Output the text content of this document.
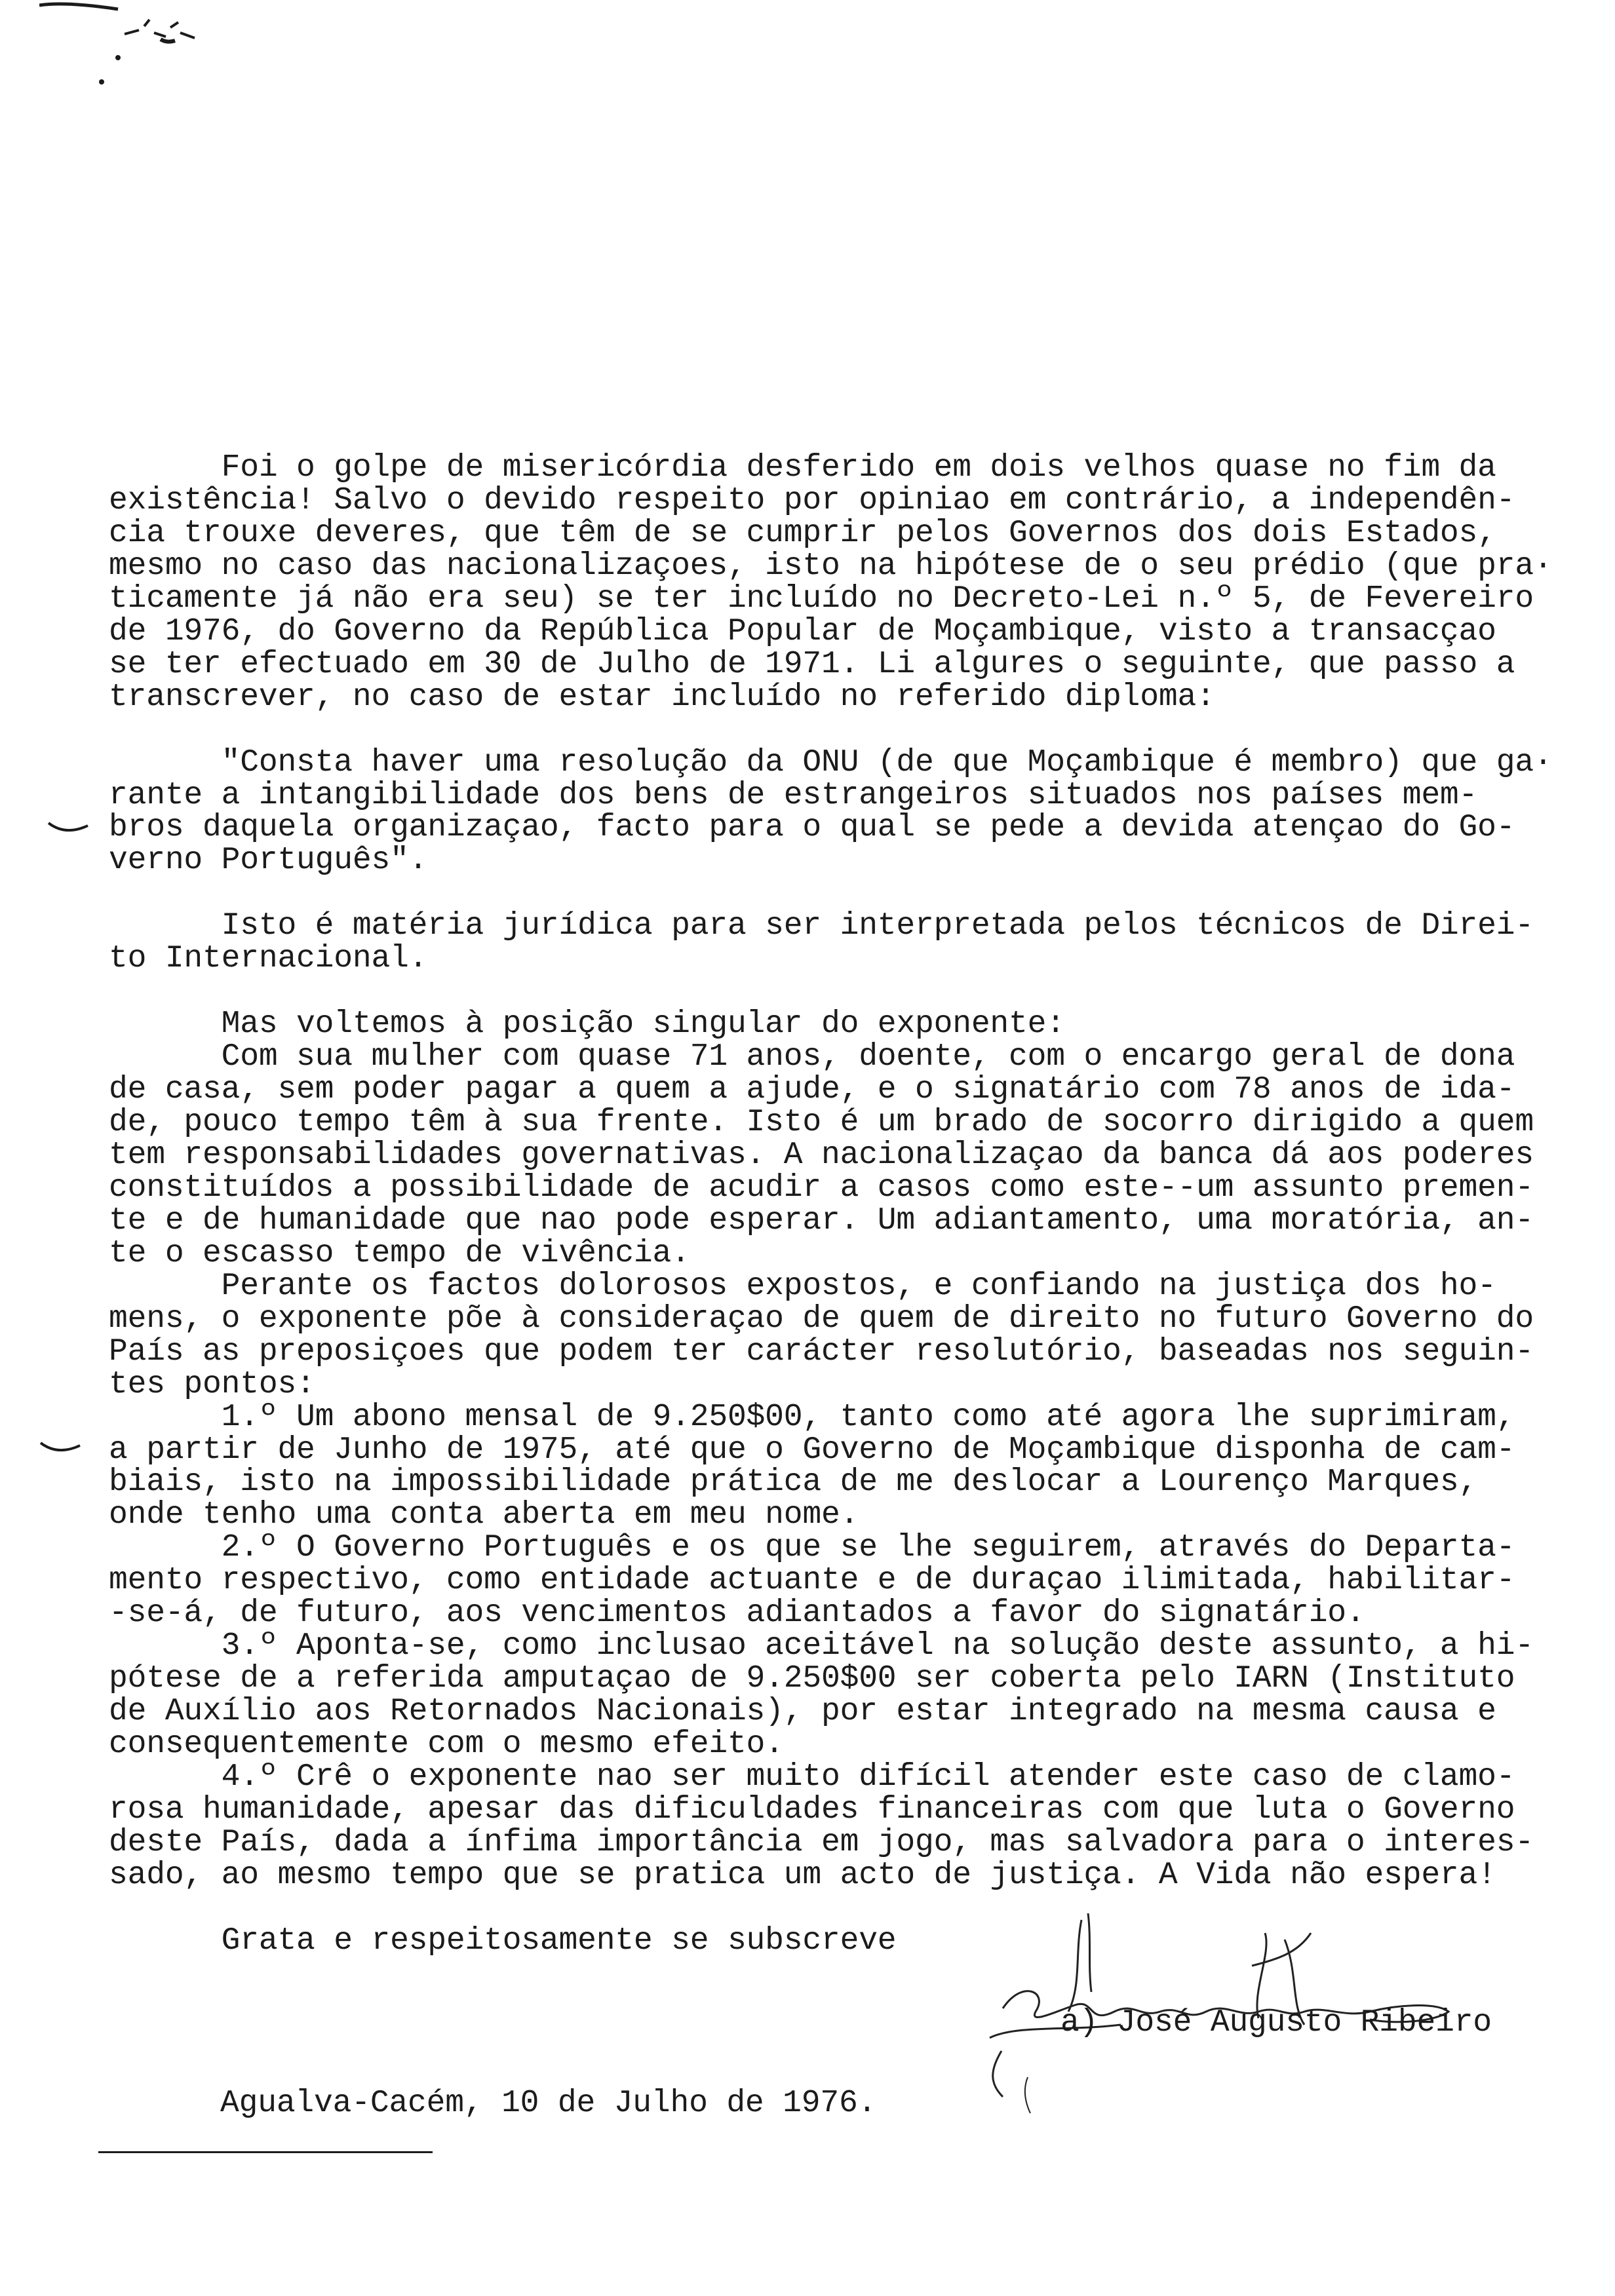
Foi o golpe de misericórdia desferido em dois velhos quase no fim da
existência! Salvo o devido respeito por opiniao em contrário, a independên-
cia trouxe deveres, que têm de se cumprir pelos Governos dos dois Estados,
mesmo no caso das nacionalizaçoes, isto na hipótese de o seu prédio (que pra·
ticamente já não era seu) se ter incluído no Decreto-Lei n.º 5, de Fevereiro
de 1976, do Governo da República Popular de Moçambique, visto a transacçao
se ter efectuado em 30 de Julho de 1971. Li algures o seguinte, que passo a
transcrever, no caso de estar incluído no referido diploma:
"Consta haver uma resolução da ONU (de que Moçambique é membro) que ga·
rante a intangibilidade dos bens de estrangeiros situados nos países mem-
bros daquela organizaçao, facto para o qual se pede a devida atençao do Go-
verno Português".
Isto é matéria jurídica para ser interpretada pelos técnicos de Direi-
to Internacional.
Mas voltemos à posição singular do exponente:
Com sua mulher com quase 71 anos, doente, com o encargo geral de dona
de casa, sem poder pagar a quem a ajude, e o signatário com 78 anos de ida-
de, pouco tempo têm à sua frente. Isto é um brado de socorro dirigido a quem
tem responsabilidades governativas. A nacionalizaçao da banca dá aos poderes
constituídos a possibilidade de acudir a casos como este--um assunto premen-
te e de humanidade que nao pode esperar. Um adiantamento, uma moratória, an-
te o escasso tempo de vivência.
Perante os factos dolorosos expostos, e confiando na justiça dos ho-
mens, o exponente põe à consideraçao de quem de direito no futuro Governo do
País as preposiçoes que podem ter carácter resolutório, baseadas nos seguin-
tes pontos:
1.º Um abono mensal de 9.250$00, tanto como até agora lhe suprimiram,
a partir de Junho de 1975, até que o Governo de Moçambique disponha de cam-
biais, isto na impossibilidade prática de me deslocar a Lourenço Marques,
onde tenho uma conta aberta em meu nome.
2.º O Governo Português e os que se lhe seguirem, através do Departa-
mento respectivo, como entidade actuante e de duraçao ilimitada, habilitar-
-se-á, de futuro, aos vencimentos adiantados a favor do signatário.
3.º Aponta-se, como inclusao aceitável na solução deste assunto, a hi-
pótese de a referida amputaçao de 9.250$00 ser coberta pelo IARN (Instituto
de Auxílio aos Retornados Nacionais), por estar integrado na mesma causa e
consequentemente com o mesmo efeito.
4.º Crê o exponente nao ser muito difícil atender este caso de clamo-
rosa humanidade, apesar das dificuldades financeiras com que luta o Governo
deste País, dada a ínfima importância em jogo, mas salvadora para o interes-
sado, ao mesmo tempo que se pratica um acto de justiça. A Vida não espera!
Grata e respeitosamente se subscreve
a) José Augusto Ribeiro
Agualva-Cacém, 10 de Julho de 1976.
· · ·
- [What is needed]: The listing above must be printed again exactly, minus its pictures.

- [Finished task]:
Output the text content of this document.
Foi o golpe de misericórdia desferido em dois velhos quase no fim da
existência! Salvo o devido respeito por opiniao em contrário, a independên-
cia trouxe deveres, que têm de se cumprir pelos Governos dos dois Estados,
mesmo no caso das nacionalizaçoes, isto na hipótese de o seu prédio (que pra·
ticamente já não era seu) se ter incluído no Decreto-Lei n.º 5, de Fevereiro
de 1976, do Governo da República Popular de Moçambique, visto a transacçao
se ter efectuado em 30 de Julho de 1971. Li algures o seguinte, que passo a
transcrever, no caso de estar incluído no referido diploma:
"Consta haver uma resolução da ONU (de que Moçambique é membro) que ga·
rante a intangibilidade dos bens de estrangeiros situados nos países mem-
bros daquela organizaçao, facto para o qual se pede a devida atençao do Go-
verno Português".
Isto é matéria jurídica para ser interpretada pelos técnicos de Direi-
to Internacional.
Mas voltemos à posição singular do exponente:
Com sua mulher com quase 71 anos, doente, com o encargo geral de dona
de casa, sem poder pagar a quem a ajude, e o signatário com 78 anos de ida-
de, pouco tempo têm à sua frente. Isto é um brado de socorro dirigido a quem
tem responsabilidades governativas. A nacionalizaçao da banca dá aos poderes
constituídos a possibilidade de acudir a casos como este--um assunto premen-
te e de humanidade que nao pode esperar. Um adiantamento, uma moratória, an-
te o escasso tempo de vivência.
Perante os factos dolorosos expostos, e confiando na justiça dos ho-
mens, o exponente põe à consideraçao de quem de direito no futuro Governo do
País as preposiçoes que podem ter carácter resolutório, baseadas nos seguin-
tes pontos:
1.º Um abono mensal de 9.250$00, tanto como até agora lhe suprimiram,
a partir de Junho de 1975, até que o Governo de Moçambique disponha de cam-
biais, isto na impossibilidade prática de me deslocar a Lourenço Marques,
onde tenho uma conta aberta em meu nome.
2.º O Governo Português e os que se lhe seguirem, através do Departa-
mento respectivo, como entidade actuante e de duraçao ilimitada, habilitar-
-se-á, de futuro, aos vencimentos adiantados a favor do signatário.
3.º Aponta-se, como inclusao aceitável na solução deste assunto, a hi-
pótese de a referida amputaçao de 9.250$00 ser coberta pelo IARN (Instituto
de Auxílio aos Retornados Nacionais), por estar integrado na mesma causa e
consequentemente com o mesmo efeito.
4.º Crê o exponente nao ser muito difícil atender este caso de clamo-
rosa humanidade, apesar das dificuldades financeiras com que luta o Governo
deste País, dada a ínfima importância em jogo, mas salvadora para o interes-
sado, ao mesmo tempo que se pratica um acto de justiça. A Vida não espera!
Grata e respeitosamente se subscreve
a) José Augusto Ribeiro
Agualva-Cacém, 10 de Julho de 1976.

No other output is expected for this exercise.